Extract the lines that hold the string "failed".

<<<<

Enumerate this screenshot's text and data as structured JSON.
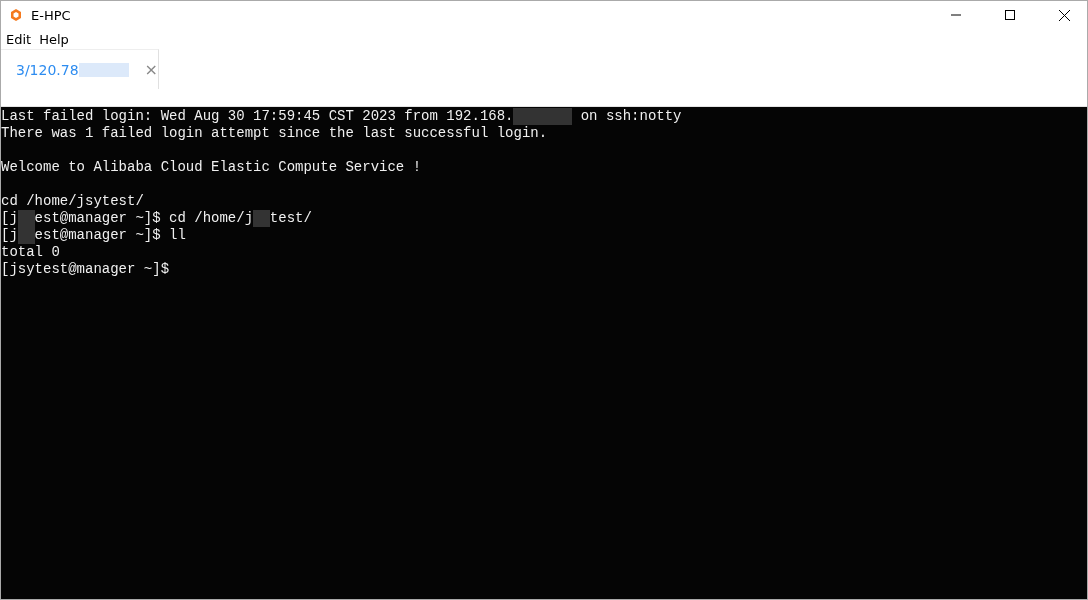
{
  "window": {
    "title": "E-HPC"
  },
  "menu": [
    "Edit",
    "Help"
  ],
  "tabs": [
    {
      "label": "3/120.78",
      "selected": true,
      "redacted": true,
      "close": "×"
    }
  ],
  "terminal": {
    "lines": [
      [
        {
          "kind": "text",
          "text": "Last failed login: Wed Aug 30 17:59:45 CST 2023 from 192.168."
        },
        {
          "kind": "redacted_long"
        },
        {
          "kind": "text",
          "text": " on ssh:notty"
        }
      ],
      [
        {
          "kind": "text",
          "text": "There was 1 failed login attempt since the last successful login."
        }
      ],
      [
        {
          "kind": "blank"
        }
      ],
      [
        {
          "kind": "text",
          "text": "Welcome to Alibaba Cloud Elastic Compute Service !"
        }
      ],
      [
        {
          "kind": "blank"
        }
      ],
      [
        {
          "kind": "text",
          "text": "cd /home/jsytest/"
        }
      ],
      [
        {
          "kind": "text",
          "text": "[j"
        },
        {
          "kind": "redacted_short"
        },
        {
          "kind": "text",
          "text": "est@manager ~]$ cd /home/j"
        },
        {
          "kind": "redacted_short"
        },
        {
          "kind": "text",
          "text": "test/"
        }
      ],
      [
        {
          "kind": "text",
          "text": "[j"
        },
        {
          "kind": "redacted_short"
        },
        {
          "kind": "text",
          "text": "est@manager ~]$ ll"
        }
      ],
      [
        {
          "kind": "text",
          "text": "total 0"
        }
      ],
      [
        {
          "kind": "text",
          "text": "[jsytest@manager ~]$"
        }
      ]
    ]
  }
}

>>>>

● **REPLY TO THE EXERCISE**:
          "text": "Last failed login: Wed Aug 30 17:59:45 CST 2023 from 192.168."
          "text": "There was 1 failed login attempt since the last successful login."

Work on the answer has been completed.